[ENTRIES SUPPLIED]:
--

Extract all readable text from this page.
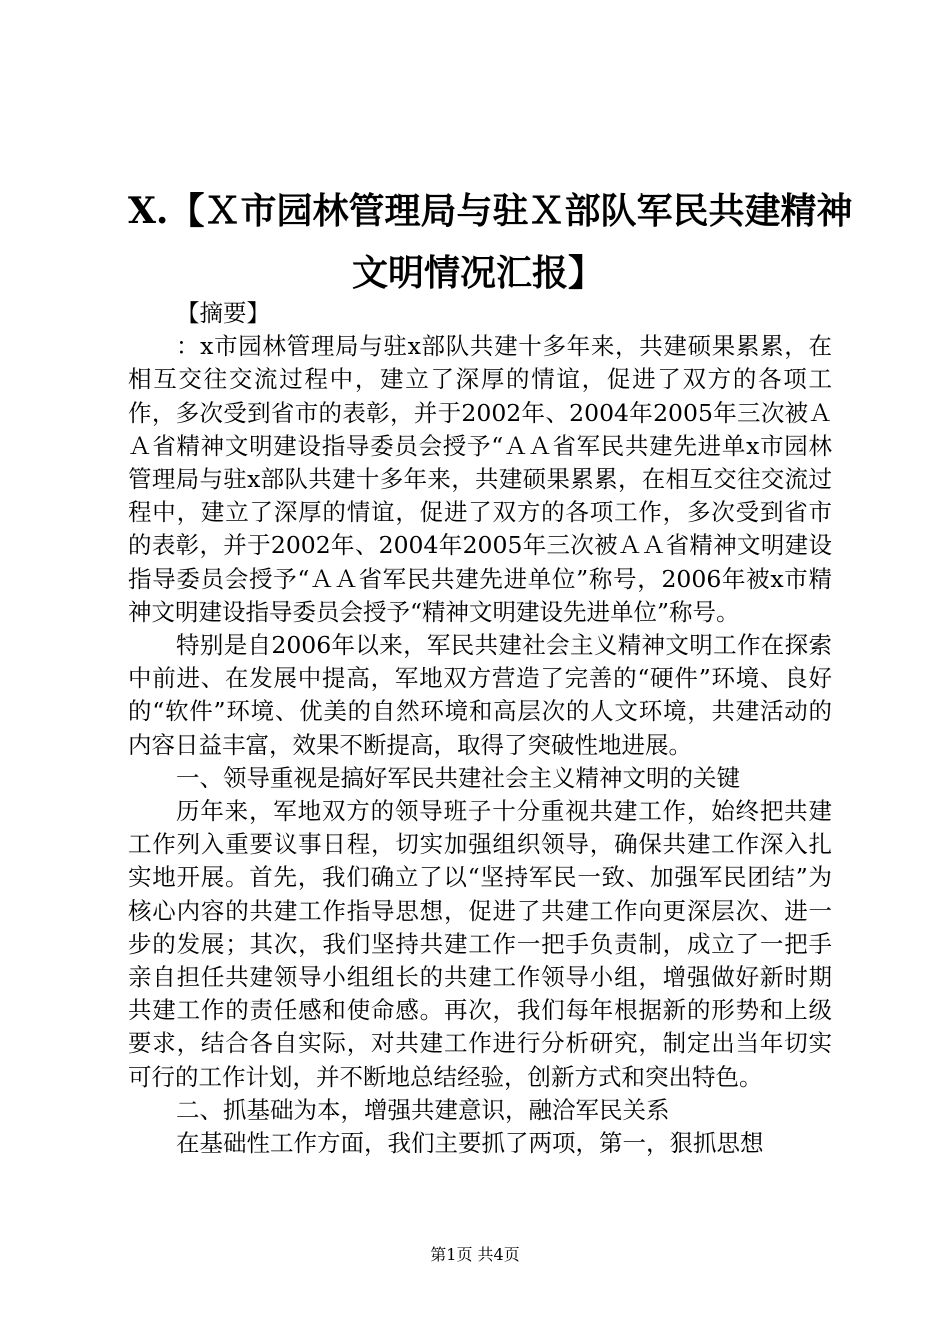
X.【Ｘ市园林管理局与驻Ｘ部队军民共建精神
文明情况汇报】

【摘要】

：x市园林管理局与驻x部队共建十多年来，共建硕果累累，在相互交往交流过程中，建立了深厚的情谊，促进了双方的各项工作，多次受到省市的表彰，并于2002年、2004年2005年三次被ＡＡ省精神文明建设指导委员会授予“ＡＡ省军民共建先进单x市园林管理局与驻x部队共建十多年来，共建硕果累累，在相互交往交流过程中，建立了深厚的情谊，促进了双方的各项工作，多次受到省市的表彰，并于2002年、2004年2005年三次被ＡＡ省精神文明建设指导委员会授予“ＡＡ省军民共建先进单位”称号，2006年被x市精神文明建设指导委员会授予“精神文明建设先进单位”称号。

特别是自2006年以来，军民共建社会主义精神文明工作在探索中前进、在发展中提高，军地双方营造了完善的“硬件”环境、良好的“软件”环境、优美的自然环境和高层次的人文环境，共建活动的内容日益丰富，效果不断提高，取得了突破性地进展。

一、领导重视是搞好军民共建社会主义精神文明的关键

历年来，军地双方的领导班子十分重视共建工作，始终把共建工作列入重要议事日程，切实加强组织领导，确保共建工作深入扎实地开展。首先，我们确立了以“坚持军民一致、加强军民团结”为核心内容的共建工作指导思想，促进了共建工作向更深层次、进一步的发展；其次，我们坚持共建工作一把手负责制，成立了一把手亲自担任共建领导小组组长的共建工作领导小组，增强做好新时期共建工作的责任感和使命感。再次，我们每年根据新的形势和上级要求，结合各自实际，对共建工作进行分析研究，制定出当年切实可行的工作计划，并不断地总结经验，创新方式和突出特色。

二、抓基础为本，增强共建意识，融洽军民关系

在基础性工作方面，我们主要抓了两项，第一，狠抓思想

第1页 共4页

--

[INSTRUCTIONS TO FOLLOW]: Keep the pictures out of the copy and return the rest of the data above exactly.

[COMPLETE ANSWER]:
Extract all readable text from this page.
X.【Ｘ市园林管理局与驻Ｘ部队军民共建精神
文明情况汇报】

【摘要】

：x市园林管理局与驻x部队共建十多年来，共建硕果累累，在相互交往交流过程中，建立了深厚的情谊，促进了双方的各项工作，多次受到省市的表彰，并于2002年、2004年2005年三次被ＡＡ省精神文明建设指导委员会授予“ＡＡ省军民共建先进单x市园林管理局与驻x部队共建十多年来，共建硕果累累，在相互交往交流过程中，建立了深厚的情谊，促进了双方的各项工作，多次受到省市的表彰，并于2002年、2004年2005年三次被ＡＡ省精神文明建设指导委员会授予“ＡＡ省军民共建先进单位”称号，2006年被x市精神文明建设指导委员会授予“精神文明建设先进单位”称号。

特别是自2006年以来，军民共建社会主义精神文明工作在探索中前进、在发展中提高，军地双方营造了完善的“硬件”环境、良好的“软件”环境、优美的自然环境和高层次的人文环境，共建活动的内容日益丰富，效果不断提高，取得了突破性地进展。

一、领导重视是搞好军民共建社会主义精神文明的关键

历年来，军地双方的领导班子十分重视共建工作，始终把共建工作列入重要议事日程，切实加强组织领导，确保共建工作深入扎实地开展。首先，我们确立了以“坚持军民一致、加强军民团结”为核心内容的共建工作指导思想，促进了共建工作向更深层次、进一步的发展；其次，我们坚持共建工作一把手负责制，成立了一把手亲自担任共建领导小组组长的共建工作领导小组，增强做好新时期共建工作的责任感和使命感。再次，我们每年根据新的形势和上级要求，结合各自实际，对共建工作进行分析研究，制定出当年切实可行的工作计划，并不断地总结经验，创新方式和突出特色。

二、抓基础为本，增强共建意识，融洽军民关系

在基础性工作方面，我们主要抓了两项，第一，狠抓思想

第1页 共4页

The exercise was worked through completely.